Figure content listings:

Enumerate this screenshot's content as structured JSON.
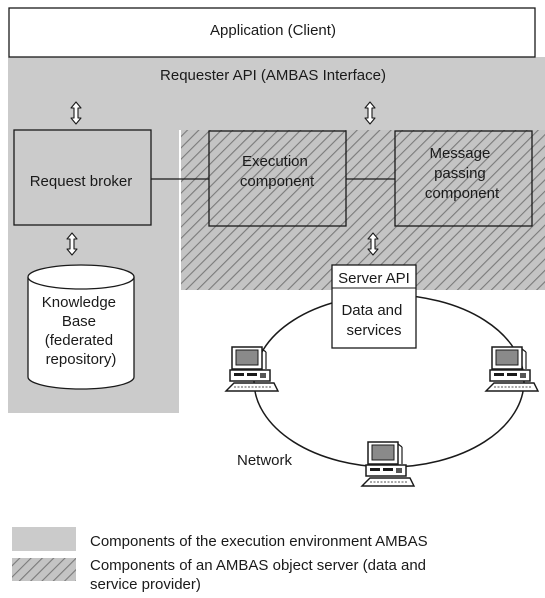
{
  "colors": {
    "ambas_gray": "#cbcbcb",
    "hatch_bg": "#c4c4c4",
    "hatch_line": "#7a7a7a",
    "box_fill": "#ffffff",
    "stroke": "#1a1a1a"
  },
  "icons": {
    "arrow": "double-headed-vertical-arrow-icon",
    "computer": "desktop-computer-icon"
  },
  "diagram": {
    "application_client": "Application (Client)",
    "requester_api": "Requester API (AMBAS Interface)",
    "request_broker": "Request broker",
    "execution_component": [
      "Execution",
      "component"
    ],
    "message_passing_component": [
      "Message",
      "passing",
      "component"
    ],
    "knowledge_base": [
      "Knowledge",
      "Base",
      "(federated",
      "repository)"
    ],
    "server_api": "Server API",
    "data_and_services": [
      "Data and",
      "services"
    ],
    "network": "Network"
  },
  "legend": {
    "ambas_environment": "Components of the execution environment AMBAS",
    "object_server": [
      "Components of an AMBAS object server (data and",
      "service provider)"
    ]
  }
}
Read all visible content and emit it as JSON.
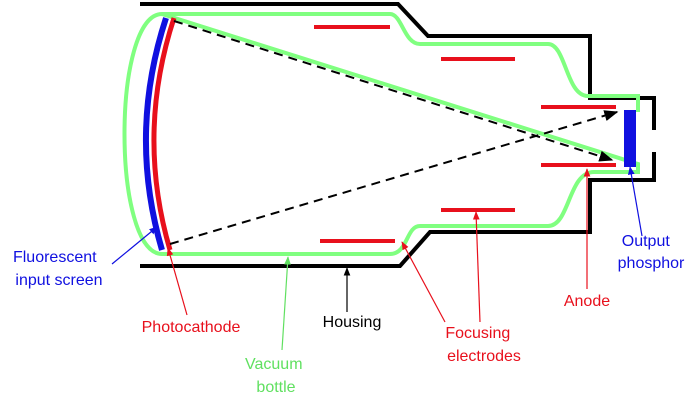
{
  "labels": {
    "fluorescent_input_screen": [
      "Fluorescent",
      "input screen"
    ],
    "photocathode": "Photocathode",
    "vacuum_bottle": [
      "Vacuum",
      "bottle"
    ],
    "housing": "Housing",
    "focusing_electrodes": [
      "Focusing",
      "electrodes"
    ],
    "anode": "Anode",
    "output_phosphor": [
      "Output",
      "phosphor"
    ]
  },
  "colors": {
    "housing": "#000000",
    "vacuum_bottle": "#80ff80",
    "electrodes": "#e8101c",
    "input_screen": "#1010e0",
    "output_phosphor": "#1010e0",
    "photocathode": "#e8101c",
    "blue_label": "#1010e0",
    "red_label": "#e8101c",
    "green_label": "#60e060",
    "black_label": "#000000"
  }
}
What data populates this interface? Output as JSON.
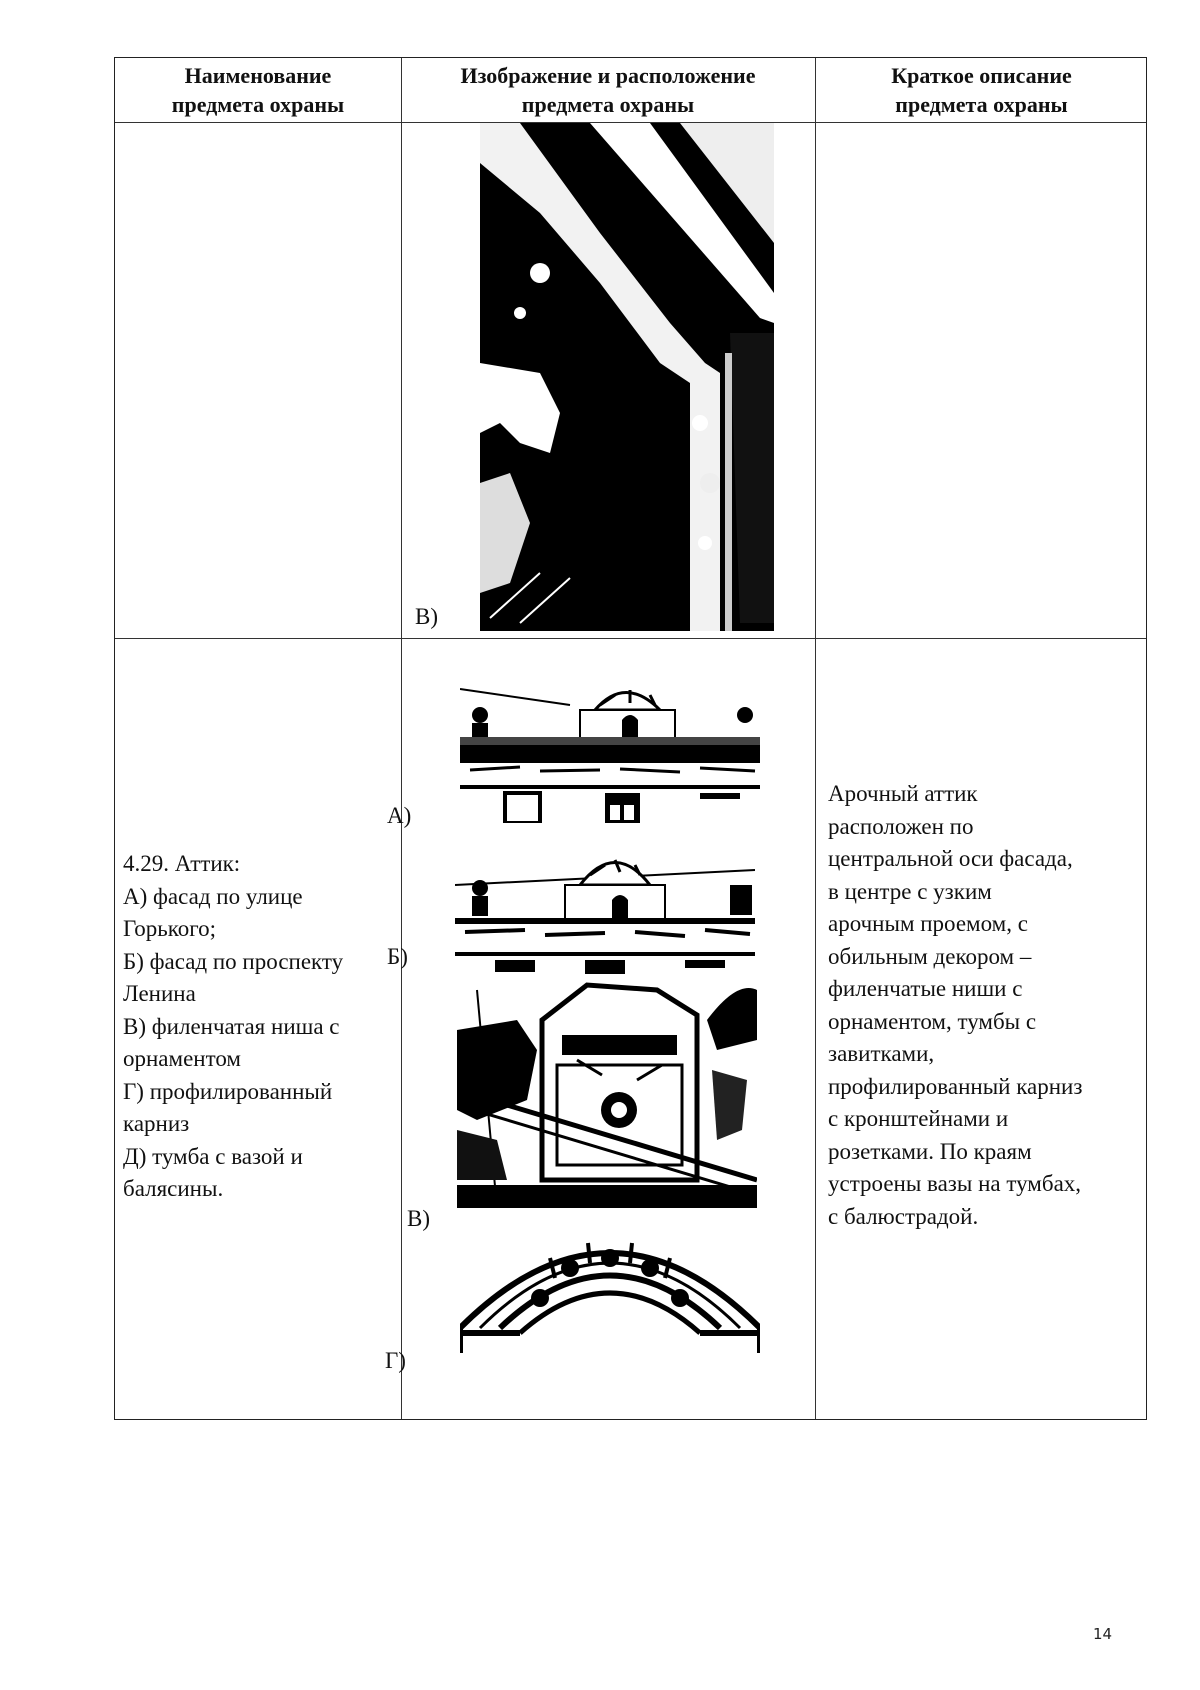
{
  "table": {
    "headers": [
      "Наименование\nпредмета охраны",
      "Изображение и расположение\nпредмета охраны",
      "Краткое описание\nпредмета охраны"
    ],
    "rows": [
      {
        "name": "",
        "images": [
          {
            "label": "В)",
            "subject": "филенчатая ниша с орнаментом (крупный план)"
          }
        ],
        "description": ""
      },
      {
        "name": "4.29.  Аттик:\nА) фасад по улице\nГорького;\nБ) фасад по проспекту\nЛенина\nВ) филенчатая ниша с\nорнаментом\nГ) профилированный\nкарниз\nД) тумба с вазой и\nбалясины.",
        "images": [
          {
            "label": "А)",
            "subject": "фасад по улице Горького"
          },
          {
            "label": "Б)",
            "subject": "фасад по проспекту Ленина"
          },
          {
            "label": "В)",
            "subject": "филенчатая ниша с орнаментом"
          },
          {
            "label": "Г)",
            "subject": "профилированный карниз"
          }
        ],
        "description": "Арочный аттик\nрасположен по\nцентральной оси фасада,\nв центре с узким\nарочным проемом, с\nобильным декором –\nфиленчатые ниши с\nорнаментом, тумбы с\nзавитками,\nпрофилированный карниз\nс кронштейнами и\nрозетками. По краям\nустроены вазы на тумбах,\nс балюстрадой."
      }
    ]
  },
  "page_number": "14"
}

# The exercise
Every record must be copied exactly, with images dropped from the result.

# Output of the exercise
Enumerate this screenshot's content as structured JSON.
{
  "colors": {
    "ambas_gray": "#cbcbcb",
    "hatch_bg": "#c4c4c4",
    "hatch_line": "#7a7a7a",
    "box_fill": "#ffffff",
    "stroke": "#1a1a1a"
  },
  "icons": {
    "arrow": "double-headed-vertical-arrow-icon",
    "computer": "desktop-computer-icon"
  },
  "diagram": {
    "application_client": "Application (Client)",
    "requester_api": "Requester API (AMBAS Interface)",
    "request_broker": "Request broker",
    "execution_component": [
      "Execution",
      "component"
    ],
    "message_passing_component": [
      "Message",
      "passing",
      "component"
    ],
    "knowledge_base": [
      "Knowledge",
      "Base",
      "(federated",
      "repository)"
    ],
    "server_api": "Server API",
    "data_and_services": [
      "Data and",
      "services"
    ],
    "network": "Network"
  },
  "legend": {
    "ambas_environment": "Components of the execution environment AMBAS",
    "object_server": [
      "Components of an AMBAS object server (data and",
      "service provider)"
    ]
  }
}
Read all visible content and emit it as JSON.
{
  "labels": {
    "fluorescent_input_screen": [
      "Fluorescent",
      "input screen"
    ],
    "photocathode": "Photocathode",
    "vacuum_bottle": [
      "Vacuum",
      "bottle"
    ],
    "housing": "Housing",
    "focusing_electrodes": [
      "Focusing",
      "electrodes"
    ],
    "anode": "Anode",
    "output_phosphor": [
      "Output",
      "phosphor"
    ]
  },
  "colors": {
    "housing": "#000000",
    "vacuum_bottle": "#80ff80",
    "electrodes": "#e8101c",
    "input_screen": "#1010e0",
    "output_phosphor": "#1010e0",
    "photocathode": "#e8101c",
    "blue_label": "#1010e0",
    "red_label": "#e8101c",
    "green_label": "#60e060",
    "black_label": "#000000"
  }
}
What data populates this interface? Output as JSON.
{
  "table": {
    "headers": [
      "Наименование\nпредмета охраны",
      "Изображение и расположение\nпредмета охраны",
      "Краткое описание\nпредмета охраны"
    ],
    "rows": [
      {
        "name": "",
        "images": [
          {
            "label": "В)",
            "subject": "филенчатая ниша с орнаментом (крупный план)"
          }
        ],
        "description": ""
      },
      {
        "name": "4.29.  Аттик:\nА) фасад по улице\nГорького;\nБ) фасад по проспекту\nЛенина\nВ) филенчатая ниша с\nорнаментом\nГ) профилированный\nкарниз\nД) тумба с вазой и\nбалясины.",
        "images": [
          {
            "label": "А)",
            "subject": "фасад по улице Горького"
          },
          {
            "label": "Б)",
            "subject": "фасад по проспекту Ленина"
          },
          {
            "label": "В)",
            "subject": "филенчатая ниша с орнаментом"
          },
          {
            "label": "Г)",
            "subject": "профилированный карниз"
          }
        ],
        "description": "Арочный аттик\nрасположен по\nцентральной оси фасада,\nв центре с узким\nарочным проемом, с\nобильным декором –\nфиленчатые ниши с\nорнаментом, тумбы с\nзавитками,\nпрофилированный карниз\nс кронштейнами и\nрозетками. По краям\nустроены вазы на тумбах,\nс балюстрадой."
      }
    ]
  },
  "page_number": "14"
}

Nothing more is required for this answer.